• **TASK DESCRIPTION**
Each line of the listing that contains the word "Computational" is to be copied.

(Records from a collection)
[START]

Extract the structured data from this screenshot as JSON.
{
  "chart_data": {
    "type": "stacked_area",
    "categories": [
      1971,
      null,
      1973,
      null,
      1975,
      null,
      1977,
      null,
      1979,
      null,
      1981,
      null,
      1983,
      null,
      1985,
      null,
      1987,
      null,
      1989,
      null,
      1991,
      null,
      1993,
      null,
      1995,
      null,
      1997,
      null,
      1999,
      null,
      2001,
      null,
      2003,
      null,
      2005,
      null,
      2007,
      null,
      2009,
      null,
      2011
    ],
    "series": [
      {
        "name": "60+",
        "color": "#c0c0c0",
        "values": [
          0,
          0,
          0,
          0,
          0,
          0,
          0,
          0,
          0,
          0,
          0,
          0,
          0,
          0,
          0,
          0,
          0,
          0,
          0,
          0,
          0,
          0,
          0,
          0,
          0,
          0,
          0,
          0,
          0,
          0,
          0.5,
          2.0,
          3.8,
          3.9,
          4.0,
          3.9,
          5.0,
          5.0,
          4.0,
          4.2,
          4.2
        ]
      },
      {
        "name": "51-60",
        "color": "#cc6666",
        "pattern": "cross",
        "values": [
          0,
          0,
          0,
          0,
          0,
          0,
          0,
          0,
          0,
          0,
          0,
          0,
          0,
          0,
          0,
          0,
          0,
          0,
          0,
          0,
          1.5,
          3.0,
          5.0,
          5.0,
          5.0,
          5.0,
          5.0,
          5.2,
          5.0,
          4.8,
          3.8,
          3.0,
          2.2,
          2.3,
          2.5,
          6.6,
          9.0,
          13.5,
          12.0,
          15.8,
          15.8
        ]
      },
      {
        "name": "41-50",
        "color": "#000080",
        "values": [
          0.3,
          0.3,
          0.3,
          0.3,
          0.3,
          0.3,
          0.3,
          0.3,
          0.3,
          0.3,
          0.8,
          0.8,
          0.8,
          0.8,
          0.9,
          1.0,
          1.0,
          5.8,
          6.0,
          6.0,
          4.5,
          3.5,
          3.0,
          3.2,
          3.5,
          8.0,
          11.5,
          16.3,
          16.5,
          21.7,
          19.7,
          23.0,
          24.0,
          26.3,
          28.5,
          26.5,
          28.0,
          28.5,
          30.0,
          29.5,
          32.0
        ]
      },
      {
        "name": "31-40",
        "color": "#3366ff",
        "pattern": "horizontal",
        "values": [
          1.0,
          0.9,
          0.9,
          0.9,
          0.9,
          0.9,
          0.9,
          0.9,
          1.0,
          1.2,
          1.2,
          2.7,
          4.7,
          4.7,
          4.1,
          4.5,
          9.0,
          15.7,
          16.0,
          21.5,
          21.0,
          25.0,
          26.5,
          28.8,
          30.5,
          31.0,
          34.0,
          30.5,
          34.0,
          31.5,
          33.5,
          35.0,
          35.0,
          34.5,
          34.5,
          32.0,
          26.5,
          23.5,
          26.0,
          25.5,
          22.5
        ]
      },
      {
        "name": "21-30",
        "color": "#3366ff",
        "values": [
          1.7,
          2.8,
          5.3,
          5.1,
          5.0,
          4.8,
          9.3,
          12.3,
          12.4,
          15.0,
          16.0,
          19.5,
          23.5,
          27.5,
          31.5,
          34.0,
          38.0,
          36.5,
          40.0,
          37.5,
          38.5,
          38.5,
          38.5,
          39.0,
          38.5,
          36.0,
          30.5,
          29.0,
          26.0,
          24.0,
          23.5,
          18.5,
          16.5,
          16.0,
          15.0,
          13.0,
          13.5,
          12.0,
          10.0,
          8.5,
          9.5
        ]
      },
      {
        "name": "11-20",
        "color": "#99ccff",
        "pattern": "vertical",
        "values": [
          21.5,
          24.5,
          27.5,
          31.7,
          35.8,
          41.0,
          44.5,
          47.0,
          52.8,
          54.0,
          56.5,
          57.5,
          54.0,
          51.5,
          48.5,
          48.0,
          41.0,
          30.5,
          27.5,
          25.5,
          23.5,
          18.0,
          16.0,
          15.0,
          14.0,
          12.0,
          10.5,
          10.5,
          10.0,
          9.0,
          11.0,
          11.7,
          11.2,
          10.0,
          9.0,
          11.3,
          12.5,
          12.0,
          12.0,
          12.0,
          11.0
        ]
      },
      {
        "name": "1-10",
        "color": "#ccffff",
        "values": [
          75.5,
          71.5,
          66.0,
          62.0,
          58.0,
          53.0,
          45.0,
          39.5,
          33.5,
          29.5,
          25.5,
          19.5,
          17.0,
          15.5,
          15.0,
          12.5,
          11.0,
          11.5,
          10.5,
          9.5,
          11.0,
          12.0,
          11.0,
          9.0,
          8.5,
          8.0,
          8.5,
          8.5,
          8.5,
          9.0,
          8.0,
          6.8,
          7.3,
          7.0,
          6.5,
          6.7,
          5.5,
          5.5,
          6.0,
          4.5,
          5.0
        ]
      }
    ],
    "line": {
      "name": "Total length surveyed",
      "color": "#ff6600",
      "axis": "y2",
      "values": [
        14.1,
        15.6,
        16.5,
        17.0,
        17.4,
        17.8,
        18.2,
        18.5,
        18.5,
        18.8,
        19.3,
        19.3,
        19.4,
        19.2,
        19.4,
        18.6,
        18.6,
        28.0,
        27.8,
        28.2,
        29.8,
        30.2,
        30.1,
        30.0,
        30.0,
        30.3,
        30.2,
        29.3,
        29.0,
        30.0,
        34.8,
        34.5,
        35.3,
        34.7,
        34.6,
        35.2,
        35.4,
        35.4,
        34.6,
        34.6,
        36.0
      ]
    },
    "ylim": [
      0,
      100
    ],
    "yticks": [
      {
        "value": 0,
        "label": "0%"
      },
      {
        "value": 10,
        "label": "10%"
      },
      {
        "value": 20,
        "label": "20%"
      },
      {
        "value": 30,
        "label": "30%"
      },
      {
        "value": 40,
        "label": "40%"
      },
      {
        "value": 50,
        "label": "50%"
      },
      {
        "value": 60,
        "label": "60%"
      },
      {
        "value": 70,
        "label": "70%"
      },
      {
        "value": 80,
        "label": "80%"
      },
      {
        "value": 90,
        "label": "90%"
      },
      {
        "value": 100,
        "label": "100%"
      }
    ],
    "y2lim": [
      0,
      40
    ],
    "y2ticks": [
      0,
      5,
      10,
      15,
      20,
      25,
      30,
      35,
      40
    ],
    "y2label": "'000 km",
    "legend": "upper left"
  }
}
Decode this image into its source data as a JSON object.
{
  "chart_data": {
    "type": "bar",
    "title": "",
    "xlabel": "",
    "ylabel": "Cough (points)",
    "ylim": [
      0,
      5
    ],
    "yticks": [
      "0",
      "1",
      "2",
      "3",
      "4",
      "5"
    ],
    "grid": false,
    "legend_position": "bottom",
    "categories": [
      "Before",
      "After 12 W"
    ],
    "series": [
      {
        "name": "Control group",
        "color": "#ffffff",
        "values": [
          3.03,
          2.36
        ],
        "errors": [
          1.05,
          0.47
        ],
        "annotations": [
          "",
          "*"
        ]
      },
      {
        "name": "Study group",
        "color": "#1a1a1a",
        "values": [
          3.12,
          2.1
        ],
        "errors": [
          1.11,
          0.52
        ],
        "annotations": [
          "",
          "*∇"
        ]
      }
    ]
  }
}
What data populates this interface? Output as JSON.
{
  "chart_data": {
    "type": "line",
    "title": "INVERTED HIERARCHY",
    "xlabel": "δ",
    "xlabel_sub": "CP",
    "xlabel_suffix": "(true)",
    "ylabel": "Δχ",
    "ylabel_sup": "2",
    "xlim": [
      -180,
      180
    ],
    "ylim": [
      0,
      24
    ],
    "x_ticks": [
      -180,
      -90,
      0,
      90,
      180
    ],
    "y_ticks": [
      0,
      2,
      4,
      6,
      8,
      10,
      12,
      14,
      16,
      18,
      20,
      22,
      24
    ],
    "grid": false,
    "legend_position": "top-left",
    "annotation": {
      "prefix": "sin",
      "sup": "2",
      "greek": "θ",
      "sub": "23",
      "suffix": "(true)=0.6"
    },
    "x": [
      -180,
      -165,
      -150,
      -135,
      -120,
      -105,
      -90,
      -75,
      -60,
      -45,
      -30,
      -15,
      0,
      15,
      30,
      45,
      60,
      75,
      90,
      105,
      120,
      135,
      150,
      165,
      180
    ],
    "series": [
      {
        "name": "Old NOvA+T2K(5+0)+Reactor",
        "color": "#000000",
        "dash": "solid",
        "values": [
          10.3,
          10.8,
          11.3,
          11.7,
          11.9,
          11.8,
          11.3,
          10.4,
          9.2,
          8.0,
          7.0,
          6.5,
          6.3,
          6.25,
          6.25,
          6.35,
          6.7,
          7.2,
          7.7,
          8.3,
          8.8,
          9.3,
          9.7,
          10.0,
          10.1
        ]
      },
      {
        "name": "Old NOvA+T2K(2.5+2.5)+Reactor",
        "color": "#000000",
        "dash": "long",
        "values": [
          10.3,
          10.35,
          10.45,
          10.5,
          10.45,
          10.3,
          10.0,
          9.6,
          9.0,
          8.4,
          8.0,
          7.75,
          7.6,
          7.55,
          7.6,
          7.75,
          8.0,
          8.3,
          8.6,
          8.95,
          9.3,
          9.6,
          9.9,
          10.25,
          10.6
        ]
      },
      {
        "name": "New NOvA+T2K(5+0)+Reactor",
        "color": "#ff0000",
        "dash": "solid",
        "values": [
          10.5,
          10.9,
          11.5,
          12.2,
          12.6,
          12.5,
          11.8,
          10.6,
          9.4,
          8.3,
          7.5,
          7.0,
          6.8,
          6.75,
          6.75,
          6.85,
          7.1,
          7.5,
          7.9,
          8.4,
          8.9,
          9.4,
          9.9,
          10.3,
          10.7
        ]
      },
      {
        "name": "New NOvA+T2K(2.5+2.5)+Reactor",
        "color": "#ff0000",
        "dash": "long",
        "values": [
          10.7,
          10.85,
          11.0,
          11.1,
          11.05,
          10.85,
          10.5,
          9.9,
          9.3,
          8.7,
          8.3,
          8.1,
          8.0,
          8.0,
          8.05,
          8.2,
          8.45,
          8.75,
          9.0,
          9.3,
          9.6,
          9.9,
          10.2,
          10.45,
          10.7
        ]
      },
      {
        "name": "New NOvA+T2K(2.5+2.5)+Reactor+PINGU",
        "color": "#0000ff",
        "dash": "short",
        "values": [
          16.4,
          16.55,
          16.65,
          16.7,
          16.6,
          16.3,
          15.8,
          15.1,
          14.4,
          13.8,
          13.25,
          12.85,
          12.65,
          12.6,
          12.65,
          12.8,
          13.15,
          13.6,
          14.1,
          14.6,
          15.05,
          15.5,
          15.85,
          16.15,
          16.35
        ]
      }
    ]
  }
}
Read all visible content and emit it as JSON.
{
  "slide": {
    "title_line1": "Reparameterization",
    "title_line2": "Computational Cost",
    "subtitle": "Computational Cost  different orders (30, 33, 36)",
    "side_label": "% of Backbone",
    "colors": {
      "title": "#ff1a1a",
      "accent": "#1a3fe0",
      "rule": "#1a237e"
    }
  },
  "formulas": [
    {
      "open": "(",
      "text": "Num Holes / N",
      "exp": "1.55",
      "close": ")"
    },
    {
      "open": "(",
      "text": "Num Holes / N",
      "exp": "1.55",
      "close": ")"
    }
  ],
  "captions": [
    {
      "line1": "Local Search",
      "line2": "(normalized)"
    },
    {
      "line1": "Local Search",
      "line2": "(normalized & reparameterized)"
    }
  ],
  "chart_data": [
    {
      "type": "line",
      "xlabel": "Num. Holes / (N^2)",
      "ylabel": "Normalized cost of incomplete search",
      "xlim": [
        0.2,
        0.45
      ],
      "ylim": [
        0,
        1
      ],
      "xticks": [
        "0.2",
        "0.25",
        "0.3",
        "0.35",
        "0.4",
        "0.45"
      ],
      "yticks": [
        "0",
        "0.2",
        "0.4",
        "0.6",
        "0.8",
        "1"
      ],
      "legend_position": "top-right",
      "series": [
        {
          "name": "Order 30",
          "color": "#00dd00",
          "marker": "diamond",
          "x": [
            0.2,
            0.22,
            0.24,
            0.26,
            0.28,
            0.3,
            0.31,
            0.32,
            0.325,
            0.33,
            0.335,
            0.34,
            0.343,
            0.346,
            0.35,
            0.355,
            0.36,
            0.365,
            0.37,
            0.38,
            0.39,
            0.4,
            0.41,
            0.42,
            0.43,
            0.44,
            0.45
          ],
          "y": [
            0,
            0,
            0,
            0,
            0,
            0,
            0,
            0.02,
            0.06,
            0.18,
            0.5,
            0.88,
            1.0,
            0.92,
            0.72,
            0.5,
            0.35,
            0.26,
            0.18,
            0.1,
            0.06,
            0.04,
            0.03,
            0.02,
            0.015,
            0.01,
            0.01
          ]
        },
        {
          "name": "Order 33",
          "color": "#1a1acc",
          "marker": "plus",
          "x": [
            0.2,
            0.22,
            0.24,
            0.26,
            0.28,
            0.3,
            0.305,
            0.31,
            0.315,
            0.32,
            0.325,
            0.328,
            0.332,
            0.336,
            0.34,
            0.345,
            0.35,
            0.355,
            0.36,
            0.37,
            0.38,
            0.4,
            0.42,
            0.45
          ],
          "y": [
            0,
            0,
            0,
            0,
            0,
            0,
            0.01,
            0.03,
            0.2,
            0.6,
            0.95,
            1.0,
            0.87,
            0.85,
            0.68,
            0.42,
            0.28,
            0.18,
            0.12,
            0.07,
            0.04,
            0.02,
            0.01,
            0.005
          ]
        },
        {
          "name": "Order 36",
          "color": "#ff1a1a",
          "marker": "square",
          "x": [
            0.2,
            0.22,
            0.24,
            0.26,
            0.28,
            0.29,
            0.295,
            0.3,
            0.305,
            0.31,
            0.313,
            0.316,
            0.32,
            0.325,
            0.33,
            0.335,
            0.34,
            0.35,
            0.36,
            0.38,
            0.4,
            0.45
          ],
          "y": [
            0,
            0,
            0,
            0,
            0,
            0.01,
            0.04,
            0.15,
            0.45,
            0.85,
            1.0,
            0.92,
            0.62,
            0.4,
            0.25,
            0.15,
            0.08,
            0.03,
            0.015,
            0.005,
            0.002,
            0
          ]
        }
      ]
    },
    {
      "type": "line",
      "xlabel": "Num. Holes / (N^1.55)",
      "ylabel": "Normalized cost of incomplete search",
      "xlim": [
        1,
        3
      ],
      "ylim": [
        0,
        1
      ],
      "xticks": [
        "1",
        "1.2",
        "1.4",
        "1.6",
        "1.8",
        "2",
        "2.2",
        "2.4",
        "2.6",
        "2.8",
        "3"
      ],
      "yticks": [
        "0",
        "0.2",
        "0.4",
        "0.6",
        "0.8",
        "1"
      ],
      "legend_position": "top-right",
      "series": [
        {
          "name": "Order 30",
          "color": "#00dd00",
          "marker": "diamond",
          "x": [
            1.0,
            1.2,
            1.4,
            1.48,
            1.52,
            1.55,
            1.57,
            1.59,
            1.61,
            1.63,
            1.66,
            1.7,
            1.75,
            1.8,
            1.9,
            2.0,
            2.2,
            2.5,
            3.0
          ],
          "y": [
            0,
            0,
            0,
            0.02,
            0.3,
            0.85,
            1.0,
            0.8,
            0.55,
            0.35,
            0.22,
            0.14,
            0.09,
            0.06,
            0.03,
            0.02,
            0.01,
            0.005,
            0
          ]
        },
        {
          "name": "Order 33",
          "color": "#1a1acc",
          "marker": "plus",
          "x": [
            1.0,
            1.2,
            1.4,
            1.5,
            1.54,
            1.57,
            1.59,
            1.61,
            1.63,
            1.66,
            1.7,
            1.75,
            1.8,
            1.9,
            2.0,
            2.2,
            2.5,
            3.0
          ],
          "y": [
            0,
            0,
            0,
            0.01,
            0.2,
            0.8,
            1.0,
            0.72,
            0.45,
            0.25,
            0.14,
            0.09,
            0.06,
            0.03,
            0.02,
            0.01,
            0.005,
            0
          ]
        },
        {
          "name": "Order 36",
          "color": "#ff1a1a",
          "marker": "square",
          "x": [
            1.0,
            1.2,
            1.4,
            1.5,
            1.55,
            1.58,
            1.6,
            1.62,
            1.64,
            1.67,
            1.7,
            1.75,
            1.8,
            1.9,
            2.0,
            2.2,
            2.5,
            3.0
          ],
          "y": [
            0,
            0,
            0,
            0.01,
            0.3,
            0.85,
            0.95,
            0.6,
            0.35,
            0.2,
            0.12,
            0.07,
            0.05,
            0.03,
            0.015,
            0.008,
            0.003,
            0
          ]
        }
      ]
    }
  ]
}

[END]

• **RESULT OF THE EXERCISE**
    "title_line2": "Computational Cost",
    "subtitle": "Computational Cost  different orders (30, 33, 36)",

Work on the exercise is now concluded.